→ **TRECHO PARA LEITURA**:
==================================================
São Paulo - Existem hoje, no Brasil, 5 milhões de pessoas com hepatites B e C, e a maioria nem sabe ou imagina que está com a doença, muitas vezes difícil de ser detectada, apesar de apresentar sintomas evidentes, como pele amarela, urina escura e fezes brancas. As informações são da Agência Brasil.
Quando a hepatite é ''silenciosa'' e diagnosticada tardiamente, o fígado já está comprometido, o que dificulta a recuperação, podendo levar o paciente à morte. Os números foram divulgados esta semana pelo Ministério da Saúde, que iniciou em 2002 uma campanha pela vacinação de pessoas pertencentes aos chamados ''grupos de risco'' da doença.
Para o diretor de Vigilância Epidemiológica do Ministério da Saúde, Expedito Luna, o número de portadores crônicos de hepatite B, no Brasil, chega a dois milhões de pessoas, e a três milhões o de hepatite C. A OMS (Organização Mundial de Saúde) estima em dois bilhões o número de pessoas infectadas com hepatite B, no mundo, sendo que 325 milhões são casos crônicos.
A prevenção da hepatite B é feita com aplicação de três doses da vacina: a primeira, ao nascer, e, a segunda, quando o bebê está com um mês de vida. Já a terceira, é dada aos seis meses.
==================================================
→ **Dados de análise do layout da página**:
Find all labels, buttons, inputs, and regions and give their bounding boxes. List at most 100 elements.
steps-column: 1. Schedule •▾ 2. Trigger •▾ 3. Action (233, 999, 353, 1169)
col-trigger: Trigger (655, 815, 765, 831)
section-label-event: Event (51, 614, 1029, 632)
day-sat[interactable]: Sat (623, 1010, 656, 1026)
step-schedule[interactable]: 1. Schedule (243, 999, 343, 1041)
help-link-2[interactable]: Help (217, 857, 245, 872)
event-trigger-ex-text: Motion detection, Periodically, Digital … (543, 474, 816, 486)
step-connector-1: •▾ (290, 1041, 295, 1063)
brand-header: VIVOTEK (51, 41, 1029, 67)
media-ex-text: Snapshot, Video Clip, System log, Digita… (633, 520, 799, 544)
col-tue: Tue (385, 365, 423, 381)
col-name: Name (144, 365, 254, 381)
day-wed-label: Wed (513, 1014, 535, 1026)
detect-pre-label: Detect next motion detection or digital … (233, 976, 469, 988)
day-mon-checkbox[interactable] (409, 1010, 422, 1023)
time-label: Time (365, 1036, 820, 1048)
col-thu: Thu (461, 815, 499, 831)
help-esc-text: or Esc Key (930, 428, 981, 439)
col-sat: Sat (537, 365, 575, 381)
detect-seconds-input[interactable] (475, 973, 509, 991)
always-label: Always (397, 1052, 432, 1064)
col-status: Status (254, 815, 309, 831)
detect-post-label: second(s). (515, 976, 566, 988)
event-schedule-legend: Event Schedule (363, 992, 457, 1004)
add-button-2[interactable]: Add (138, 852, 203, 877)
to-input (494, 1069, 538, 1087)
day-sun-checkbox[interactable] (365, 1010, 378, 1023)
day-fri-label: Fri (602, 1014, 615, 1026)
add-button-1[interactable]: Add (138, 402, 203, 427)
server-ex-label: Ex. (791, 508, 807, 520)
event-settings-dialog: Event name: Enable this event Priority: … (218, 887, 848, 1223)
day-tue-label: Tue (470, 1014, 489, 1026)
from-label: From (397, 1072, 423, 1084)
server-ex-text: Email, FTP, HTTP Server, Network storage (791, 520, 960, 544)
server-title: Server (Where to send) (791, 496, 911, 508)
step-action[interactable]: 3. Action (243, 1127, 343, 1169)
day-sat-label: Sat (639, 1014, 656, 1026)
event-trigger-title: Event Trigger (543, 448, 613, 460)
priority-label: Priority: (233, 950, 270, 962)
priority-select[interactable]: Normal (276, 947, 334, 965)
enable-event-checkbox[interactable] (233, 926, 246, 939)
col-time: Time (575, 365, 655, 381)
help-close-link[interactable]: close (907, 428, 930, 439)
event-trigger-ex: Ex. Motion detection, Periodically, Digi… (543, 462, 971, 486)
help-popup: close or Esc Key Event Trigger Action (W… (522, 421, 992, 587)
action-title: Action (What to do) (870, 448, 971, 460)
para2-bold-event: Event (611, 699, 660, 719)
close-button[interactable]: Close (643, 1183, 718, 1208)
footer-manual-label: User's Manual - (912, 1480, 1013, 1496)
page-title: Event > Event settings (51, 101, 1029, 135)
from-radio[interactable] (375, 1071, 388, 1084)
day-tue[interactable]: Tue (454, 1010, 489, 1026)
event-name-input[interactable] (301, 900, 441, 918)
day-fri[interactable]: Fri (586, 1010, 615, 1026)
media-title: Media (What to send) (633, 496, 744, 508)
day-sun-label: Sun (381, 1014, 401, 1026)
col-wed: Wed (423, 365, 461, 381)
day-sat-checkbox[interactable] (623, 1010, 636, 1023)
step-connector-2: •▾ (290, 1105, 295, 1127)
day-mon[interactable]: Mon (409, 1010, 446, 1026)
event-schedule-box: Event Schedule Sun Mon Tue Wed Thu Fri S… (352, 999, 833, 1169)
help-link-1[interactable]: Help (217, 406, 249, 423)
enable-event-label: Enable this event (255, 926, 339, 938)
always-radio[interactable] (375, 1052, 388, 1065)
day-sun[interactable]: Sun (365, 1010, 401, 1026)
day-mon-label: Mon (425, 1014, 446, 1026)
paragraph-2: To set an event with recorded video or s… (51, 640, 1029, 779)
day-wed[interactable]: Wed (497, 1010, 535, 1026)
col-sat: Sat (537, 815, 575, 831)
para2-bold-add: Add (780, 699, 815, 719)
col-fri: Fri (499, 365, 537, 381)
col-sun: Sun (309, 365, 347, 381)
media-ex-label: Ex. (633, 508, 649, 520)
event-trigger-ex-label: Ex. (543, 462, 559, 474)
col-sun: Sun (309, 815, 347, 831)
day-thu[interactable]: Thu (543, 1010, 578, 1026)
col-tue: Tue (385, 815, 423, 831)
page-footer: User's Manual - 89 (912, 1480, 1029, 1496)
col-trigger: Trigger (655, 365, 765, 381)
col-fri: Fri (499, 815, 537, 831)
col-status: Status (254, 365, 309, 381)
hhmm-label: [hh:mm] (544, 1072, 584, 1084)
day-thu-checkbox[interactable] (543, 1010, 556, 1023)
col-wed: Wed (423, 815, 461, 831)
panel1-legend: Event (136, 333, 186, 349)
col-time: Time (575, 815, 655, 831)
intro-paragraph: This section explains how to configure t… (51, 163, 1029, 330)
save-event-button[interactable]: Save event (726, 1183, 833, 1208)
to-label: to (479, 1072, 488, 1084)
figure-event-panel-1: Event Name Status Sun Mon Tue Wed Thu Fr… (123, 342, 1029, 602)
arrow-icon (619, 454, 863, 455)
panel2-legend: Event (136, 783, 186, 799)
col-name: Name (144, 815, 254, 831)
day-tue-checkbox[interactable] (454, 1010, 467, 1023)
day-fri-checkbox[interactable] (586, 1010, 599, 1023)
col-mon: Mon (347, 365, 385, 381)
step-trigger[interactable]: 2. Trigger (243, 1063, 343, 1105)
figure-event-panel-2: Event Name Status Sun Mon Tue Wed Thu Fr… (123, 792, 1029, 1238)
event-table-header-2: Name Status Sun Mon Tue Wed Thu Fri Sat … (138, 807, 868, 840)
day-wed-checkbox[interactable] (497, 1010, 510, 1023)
==================================================
→ **ENUNCIADO**: Liste os sintomas evidentes das hepatites que o trecho sobre hepatites menciona. Responda com base apenas no trecho.

→ **RESPOSTA ESCRITA**: Pele amarela, urina escura e fezes brancas.